- [Aim]: Quote the whole listing verbatim.

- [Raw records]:
---

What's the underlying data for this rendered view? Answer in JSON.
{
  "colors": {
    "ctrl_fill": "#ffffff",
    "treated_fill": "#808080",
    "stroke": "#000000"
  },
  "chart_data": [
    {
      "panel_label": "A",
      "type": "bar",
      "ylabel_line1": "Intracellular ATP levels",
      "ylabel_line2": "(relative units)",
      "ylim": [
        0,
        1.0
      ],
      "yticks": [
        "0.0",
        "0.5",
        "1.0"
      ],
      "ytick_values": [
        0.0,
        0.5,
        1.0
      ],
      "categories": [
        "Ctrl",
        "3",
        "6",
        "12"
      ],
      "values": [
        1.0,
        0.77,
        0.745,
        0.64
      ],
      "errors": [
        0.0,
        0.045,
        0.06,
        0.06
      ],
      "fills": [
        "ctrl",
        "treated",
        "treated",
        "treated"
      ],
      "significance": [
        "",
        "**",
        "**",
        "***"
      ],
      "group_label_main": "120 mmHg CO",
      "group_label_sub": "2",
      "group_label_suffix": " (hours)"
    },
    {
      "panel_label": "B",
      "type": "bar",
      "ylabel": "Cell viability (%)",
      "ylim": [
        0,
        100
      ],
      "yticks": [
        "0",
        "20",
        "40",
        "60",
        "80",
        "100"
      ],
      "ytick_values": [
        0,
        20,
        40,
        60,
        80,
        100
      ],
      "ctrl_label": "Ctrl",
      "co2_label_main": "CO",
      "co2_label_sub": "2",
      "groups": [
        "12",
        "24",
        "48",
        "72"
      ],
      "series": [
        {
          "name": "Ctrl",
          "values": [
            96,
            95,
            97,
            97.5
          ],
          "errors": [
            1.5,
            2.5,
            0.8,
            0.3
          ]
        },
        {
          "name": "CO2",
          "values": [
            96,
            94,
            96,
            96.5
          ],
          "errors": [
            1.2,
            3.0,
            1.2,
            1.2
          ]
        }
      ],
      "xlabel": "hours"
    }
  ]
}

---

- [Exercise result]:
What's the underlying data for this rendered view? Answer in JSON.
{
  "colors": {
    "ctrl_fill": "#ffffff",
    "treated_fill": "#808080",
    "stroke": "#000000"
  },
  "chart_data": [
    {
      "panel_label": "A",
      "type": "bar",
      "ylabel_line1": "Intracellular ATP levels",
      "ylabel_line2": "(relative units)",
      "ylim": [
        0,
        1.0
      ],
      "yticks": [
        "0.0",
        "0.5",
        "1.0"
      ],
      "ytick_values": [
        0.0,
        0.5,
        1.0
      ],
      "categories": [
        "Ctrl",
        "3",
        "6",
        "12"
      ],
      "values": [
        1.0,
        0.77,
        0.745,
        0.64
      ],
      "errors": [
        0.0,
        0.045,
        0.06,
        0.06
      ],
      "fills": [
        "ctrl",
        "treated",
        "treated",
        "treated"
      ],
      "significance": [
        "",
        "**",
        "**",
        "***"
      ],
      "group_label_main": "120 mmHg CO",
      "group_label_sub": "2",
      "group_label_suffix": " (hours)"
    },
    {
      "panel_label": "B",
      "type": "bar",
      "ylabel": "Cell viability (%)",
      "ylim": [
        0,
        100
      ],
      "yticks": [
        "0",
        "20",
        "40",
        "60",
        "80",
        "100"
      ],
      "ytick_values": [
        0,
        20,
        40,
        60,
        80,
        100
      ],
      "ctrl_label": "Ctrl",
      "co2_label_main": "CO",
      "co2_label_sub": "2",
      "groups": [
        "12",
        "24",
        "48",
        "72"
      ],
      "series": [
        {
          "name": "Ctrl",
          "values": [
            96,
            95,
            97,
            97.5
          ],
          "errors": [
            1.5,
            2.5,
            0.8,
            0.3
          ]
        },
        {
          "name": "CO2",
          "values": [
            96,
            94,
            96,
            96.5
          ],
          "errors": [
            1.2,
            3.0,
            1.2,
            1.2
          ]
        }
      ],
      "xlabel": "hours"
    }
  ]
}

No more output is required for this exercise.